■ INSTRUCTIONS FOR THE TASK: Copy out every line exactly, passing over the pictures.
-------------------------
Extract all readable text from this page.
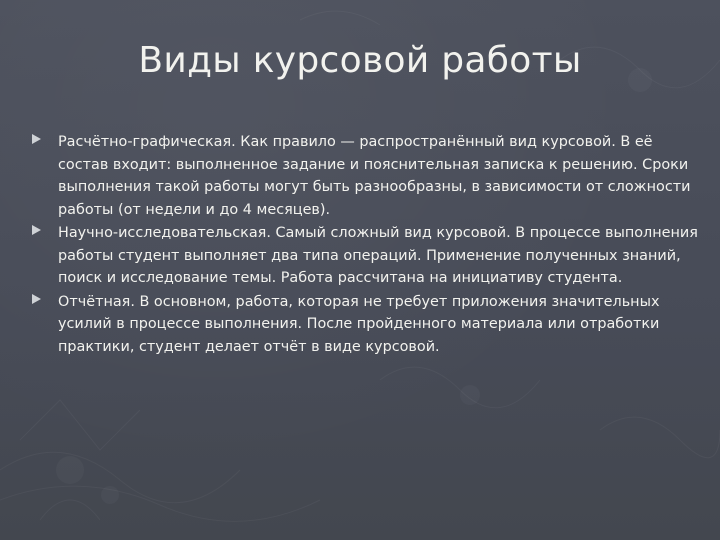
Виды курсовой работы
Расчётно-графическая. Как правило — распространённый вид курсовой. В её состав входит: выполненное задание и пояснительная записка к решению. Сроки выполнения такой работы могут быть разнообразны, в зависимости от сложности работы (от недели и до 4 месяцев).
Научно-исследовательская. Самый сложный вид курсовой. В процессе выполнения работы студент выполняет два типа операций. Применение полученных знаний, поиск и исследование темы. Работа рассчитана на инициативу студента.
Отчётная. В основном, работа, которая не требует приложения значительных усилий в процессе выполнения. После пройденного материала или отработки практики, студент делает отчёт в виде курсовой.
-------------------------
■ ANSWER TO THE EXERCISE:
Extract all readable text from this page.
Виды курсовой работы
Расчётно-графическая. Как правило — распространённый вид курсовой. В её состав входит: выполненное задание и пояснительная записка к решению. Сроки выполнения такой работы могут быть разнообразны, в зависимости от сложности работы (от недели и до 4 месяцев).
Научно-исследовательская. Самый сложный вид курсовой. В процессе выполнения работы студент выполняет два типа операций. Применение полученных знаний, поиск и исследование темы. Работа рассчитана на инициативу студента.
Отчётная. В основном, работа, которая не требует приложения значительных усилий в процессе выполнения. После пройденного материала или отработки практики, студент делает отчёт в виде курсовой.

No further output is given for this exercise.